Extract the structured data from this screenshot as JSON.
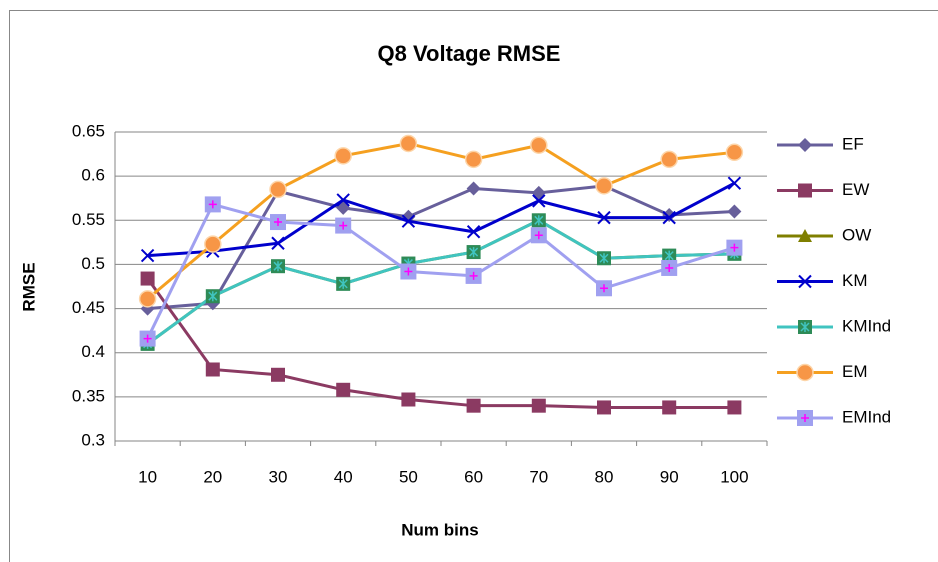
{
  "chart_data": {
    "type": "line",
    "title": "Q8 Voltage RMSE",
    "x_label": "Num bins",
    "y_label": "RMSE",
    "categories": [
      "10",
      "20",
      "30",
      "40",
      "50",
      "60",
      "70",
      "80",
      "90",
      "100"
    ],
    "ylim": [
      0.3,
      0.65
    ],
    "yticks": [
      0.3,
      0.35,
      0.4,
      0.45,
      0.5,
      0.55,
      0.6,
      0.65
    ],
    "grid": true,
    "legend": "right",
    "series": [
      {
        "name": "EF",
        "color": "#675f9b",
        "marker": "diamond",
        "marker_color": "#675f9b",
        "values": [
          0.45,
          0.456,
          0.583,
          0.564,
          0.554,
          0.586,
          0.581,
          0.589,
          0.556,
          0.56
        ]
      },
      {
        "name": "EW",
        "color": "#8b3a62",
        "marker": "square",
        "marker_color": "#8b3a62",
        "values": [
          0.484,
          0.381,
          0.375,
          0.358,
          0.347,
          0.34,
          0.34,
          0.338,
          0.338,
          0.338
        ]
      },
      {
        "name": "OW",
        "color": "#7f7f00",
        "marker": "triangle",
        "marker_color": "#7f7f00",
        "values": [
          0.41,
          0.464,
          0.498,
          0.478,
          0.501,
          0.514,
          0.55,
          0.507,
          0.51,
          0.512
        ]
      },
      {
        "name": "KM",
        "color": "#0000cc",
        "marker": "x",
        "marker_color": "#0000cc",
        "values": [
          0.51,
          0.515,
          0.524,
          0.573,
          0.549,
          0.537,
          0.572,
          0.553,
          0.553,
          0.592
        ]
      },
      {
        "name": "KMInd",
        "color": "#40c4c0",
        "marker": "star-square",
        "marker_color": "#2e8b57",
        "values": [
          0.41,
          0.464,
          0.498,
          0.478,
          0.501,
          0.514,
          0.55,
          0.507,
          0.51,
          0.512
        ]
      },
      {
        "name": "EM",
        "color": "#f5a020",
        "marker": "circle",
        "marker_color": "#f79646",
        "values": [
          0.461,
          0.523,
          0.585,
          0.623,
          0.637,
          0.619,
          0.635,
          0.589,
          0.619,
          0.627
        ]
      },
      {
        "name": "EMInd",
        "color": "#a0a0f0",
        "marker": "plus-square",
        "marker_color": "#a0a0f0",
        "values": [
          0.416,
          0.568,
          0.548,
          0.544,
          0.492,
          0.487,
          0.533,
          0.473,
          0.496,
          0.519
        ]
      }
    ]
  }
}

——————————

# WHAT THE EXERCISE ASKS
Copy every line of the data that holds the string "square".

# CORRECT ANSWER
        "marker": "square",
        "marker": "star-square",
        "marker": "plus-square",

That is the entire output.